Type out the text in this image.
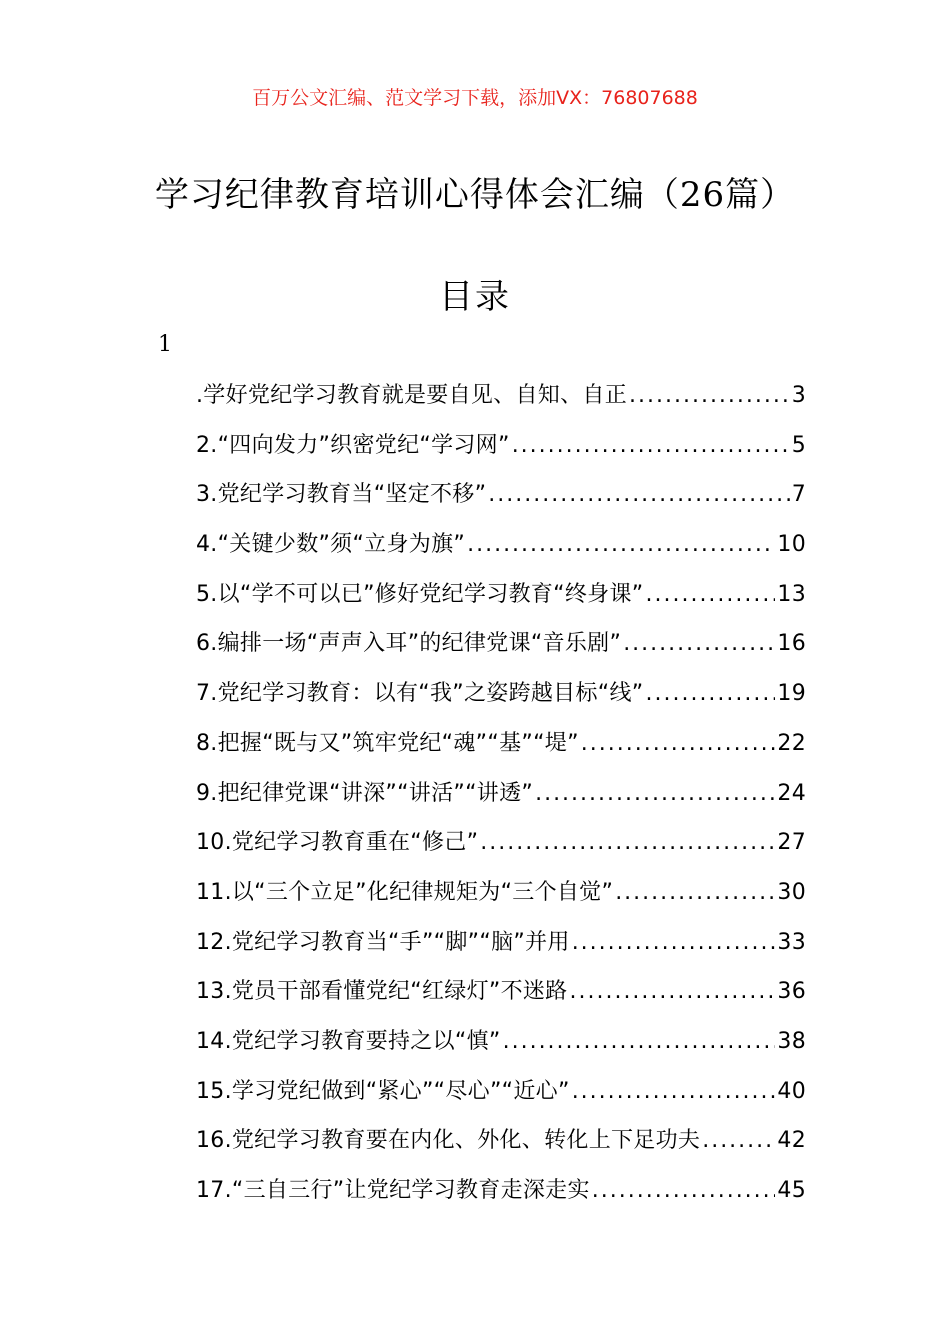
百万公文汇编、范文学习下载，添加VX：76807688
学习纪律教育培训心得体会汇编（26篇）
目录
1
.学好党纪学习教育就是要自见、自知、自正 .....	3
2.“四向发力”织密党纪“学习网” .....	5
3.党纪学习教育当“坚定不移” .....	7
4.“关键少数”须“立身为旗” .....	10
5.以“学不可以已”修好党纪学习教育“终身课” .....	13
6.编排一场“声声入耳”的纪律党课“音乐剧” .....	16
7.党纪学习教育：以有“我”之姿跨越目标“线” .....	19
8.把握“既与又”筑牢党纪“魂”“基”“堤” .....	22
9.把纪律党课“讲深”“讲活”“讲透” .....	24
10.党纪学习教育重在“修己” .....	27
11.以“三个立足”化纪律规矩为“三个自觉” .....	30
12.党纪学习教育当“手”“脚”“脑”并用 .....	33
13.党员干部看懂党纪“红绿灯”不迷路 .....	36
14.党纪学习教育要持之以“慎” .....	38
15.学习党纪做到“紧心”“尽心”“近心” .....	40
16.党纪学习教育要在内化、外化、转化上下足功夫 .....	42
17.“三自三行”让党纪学习教育走深走实 .....	45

_ _ _ _ _ _ _

> _Written problem_
Reproduce the material word for word, minus the images.

> _Answer in full_
Type out the text in this image.
百万公文汇编、范文学习下载，添加VX：76807688
学习纪律教育培训心得体会汇编（26篇）
目录
1
.学好党纪学习教育就是要自见、自知、自正 .....	3
2.“四向发力”织密党纪“学习网” .....	5
3.党纪学习教育当“坚定不移” .....	7
4.“关键少数”须“立身为旗” .....	10
5.以“学不可以已”修好党纪学习教育“终身课” .....	13
6.编排一场“声声入耳”的纪律党课“音乐剧” .....	16
7.党纪学习教育：以有“我”之姿跨越目标“线” .....	19
8.把握“既与又”筑牢党纪“魂”“基”“堤” .....	22
9.把纪律党课“讲深”“讲活”“讲透” .....	24
10.党纪学习教育重在“修己” .....	27
11.以“三个立足”化纪律规矩为“三个自觉” .....	30
12.党纪学习教育当“手”“脚”“脑”并用 .....	33
13.党员干部看懂党纪“红绿灯”不迷路 .....	36
14.党纪学习教育要持之以“慎” .....	38
15.学习党纪做到“紧心”“尽心”“近心” .....	40
16.党纪学习教育要在内化、外化、转化上下足功夫 .....	42
17.“三自三行”让党纪学习教育走深走实 .....	45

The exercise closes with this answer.